▶ [TASK REQUIREMENTS]
Your task is to transcribe the data in full.

Entries taken from a collection
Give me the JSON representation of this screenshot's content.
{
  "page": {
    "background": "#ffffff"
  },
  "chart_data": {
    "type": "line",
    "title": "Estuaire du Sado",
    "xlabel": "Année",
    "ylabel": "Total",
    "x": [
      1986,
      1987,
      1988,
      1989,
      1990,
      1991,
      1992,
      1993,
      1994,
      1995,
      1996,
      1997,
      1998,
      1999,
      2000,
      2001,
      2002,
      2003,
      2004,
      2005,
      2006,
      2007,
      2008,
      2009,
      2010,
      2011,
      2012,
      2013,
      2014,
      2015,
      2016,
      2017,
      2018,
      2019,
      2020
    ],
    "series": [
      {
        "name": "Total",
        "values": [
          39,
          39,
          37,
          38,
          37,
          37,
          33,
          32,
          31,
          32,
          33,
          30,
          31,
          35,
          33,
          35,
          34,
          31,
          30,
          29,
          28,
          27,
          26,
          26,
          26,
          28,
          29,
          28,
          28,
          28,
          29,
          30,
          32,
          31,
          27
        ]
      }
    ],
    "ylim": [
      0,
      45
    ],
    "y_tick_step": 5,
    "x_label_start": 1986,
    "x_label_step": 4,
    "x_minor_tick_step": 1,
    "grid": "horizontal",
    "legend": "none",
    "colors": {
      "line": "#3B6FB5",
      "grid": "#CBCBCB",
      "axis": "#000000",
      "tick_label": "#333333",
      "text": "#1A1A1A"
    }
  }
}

▶ [RESPONSE TO THIS EXERCISE]
Give me the JSON representation of this screenshot's content.
{
  "page": {
    "background": "#ffffff"
  },
  "chart_data": {
    "type": "line",
    "title": "Estuaire du Sado",
    "xlabel": "Année",
    "ylabel": "Total",
    "x": [
      1986,
      1987,
      1988,
      1989,
      1990,
      1991,
      1992,
      1993,
      1994,
      1995,
      1996,
      1997,
      1998,
      1999,
      2000,
      2001,
      2002,
      2003,
      2004,
      2005,
      2006,
      2007,
      2008,
      2009,
      2010,
      2011,
      2012,
      2013,
      2014,
      2015,
      2016,
      2017,
      2018,
      2019,
      2020
    ],
    "series": [
      {
        "name": "Total",
        "values": [
          39,
          39,
          37,
          38,
          37,
          37,
          33,
          32,
          31,
          32,
          33,
          30,
          31,
          35,
          33,
          35,
          34,
          31,
          30,
          29,
          28,
          27,
          26,
          26,
          26,
          28,
          29,
          28,
          28,
          28,
          29,
          30,
          32,
          31,
          27
        ]
      }
    ],
    "ylim": [
      0,
      45
    ],
    "y_tick_step": 5,
    "x_label_start": 1986,
    "x_label_step": 4,
    "x_minor_tick_step": 1,
    "grid": "horizontal",
    "legend": "none",
    "colors": {
      "line": "#3B6FB5",
      "grid": "#CBCBCB",
      "axis": "#000000",
      "tick_label": "#333333",
      "text": "#1A1A1A"
    }
  }
}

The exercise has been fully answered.